## EXERCISE BRIEF
List every line below containing "Zagruzowany".

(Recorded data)
* * *

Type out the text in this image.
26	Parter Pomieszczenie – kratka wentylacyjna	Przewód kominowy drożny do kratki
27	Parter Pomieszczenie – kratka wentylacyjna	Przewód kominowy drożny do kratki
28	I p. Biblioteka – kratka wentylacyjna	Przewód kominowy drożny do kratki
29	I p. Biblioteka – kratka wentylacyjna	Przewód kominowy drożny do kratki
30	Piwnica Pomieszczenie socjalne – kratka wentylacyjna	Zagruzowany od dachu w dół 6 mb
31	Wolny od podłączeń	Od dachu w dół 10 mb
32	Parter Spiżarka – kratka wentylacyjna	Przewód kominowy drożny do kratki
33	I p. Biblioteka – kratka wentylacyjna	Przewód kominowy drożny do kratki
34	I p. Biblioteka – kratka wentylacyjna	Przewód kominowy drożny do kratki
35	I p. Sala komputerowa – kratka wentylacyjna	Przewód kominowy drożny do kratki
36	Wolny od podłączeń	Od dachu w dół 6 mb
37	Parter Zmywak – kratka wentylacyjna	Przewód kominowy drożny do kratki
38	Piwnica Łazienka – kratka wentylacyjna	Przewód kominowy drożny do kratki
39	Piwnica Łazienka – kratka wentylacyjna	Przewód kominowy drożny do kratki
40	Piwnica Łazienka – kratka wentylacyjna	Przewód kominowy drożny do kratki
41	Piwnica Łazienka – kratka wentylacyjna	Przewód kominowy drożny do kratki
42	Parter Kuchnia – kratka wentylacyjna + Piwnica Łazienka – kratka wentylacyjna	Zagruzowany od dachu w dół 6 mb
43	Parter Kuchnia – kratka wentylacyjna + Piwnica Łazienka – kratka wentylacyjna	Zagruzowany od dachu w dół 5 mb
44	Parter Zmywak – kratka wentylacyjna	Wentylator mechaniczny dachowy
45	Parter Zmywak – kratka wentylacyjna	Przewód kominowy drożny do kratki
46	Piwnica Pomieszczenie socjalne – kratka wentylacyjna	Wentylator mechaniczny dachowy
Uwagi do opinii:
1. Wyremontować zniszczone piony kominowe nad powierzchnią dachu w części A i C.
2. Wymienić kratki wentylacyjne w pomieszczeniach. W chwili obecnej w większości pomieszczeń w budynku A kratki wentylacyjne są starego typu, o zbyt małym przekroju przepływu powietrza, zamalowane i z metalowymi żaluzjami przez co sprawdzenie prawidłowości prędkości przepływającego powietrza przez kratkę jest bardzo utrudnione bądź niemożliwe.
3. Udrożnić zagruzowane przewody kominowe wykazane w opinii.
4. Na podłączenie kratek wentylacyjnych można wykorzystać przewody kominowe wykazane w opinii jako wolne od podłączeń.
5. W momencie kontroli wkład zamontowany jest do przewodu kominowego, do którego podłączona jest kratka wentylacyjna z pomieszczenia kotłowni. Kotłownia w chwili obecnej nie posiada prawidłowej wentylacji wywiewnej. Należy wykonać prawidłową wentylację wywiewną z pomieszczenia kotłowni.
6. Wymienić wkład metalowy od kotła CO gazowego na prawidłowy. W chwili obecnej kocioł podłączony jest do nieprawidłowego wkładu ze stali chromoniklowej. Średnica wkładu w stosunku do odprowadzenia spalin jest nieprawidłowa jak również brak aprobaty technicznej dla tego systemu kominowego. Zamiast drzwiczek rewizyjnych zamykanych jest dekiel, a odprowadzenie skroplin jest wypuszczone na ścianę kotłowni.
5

* * *

## SOLUTION TO THIS PROBLEM
30	Piwnica Pomieszczenie socjalne – kratka wentylacyjna	Zagruzowany od dachu w dół 6 mb
42	Parter Kuchnia – kratka wentylacyjna + Piwnica Łazienka – kratka wentylacyjna	Zagruzowany od dachu w dół 6 mb
43	Parter Kuchnia – kratka wentylacyjna + Piwnica Łazienka – kratka wentylacyjna	Zagruzowany od dachu w dół 5 mb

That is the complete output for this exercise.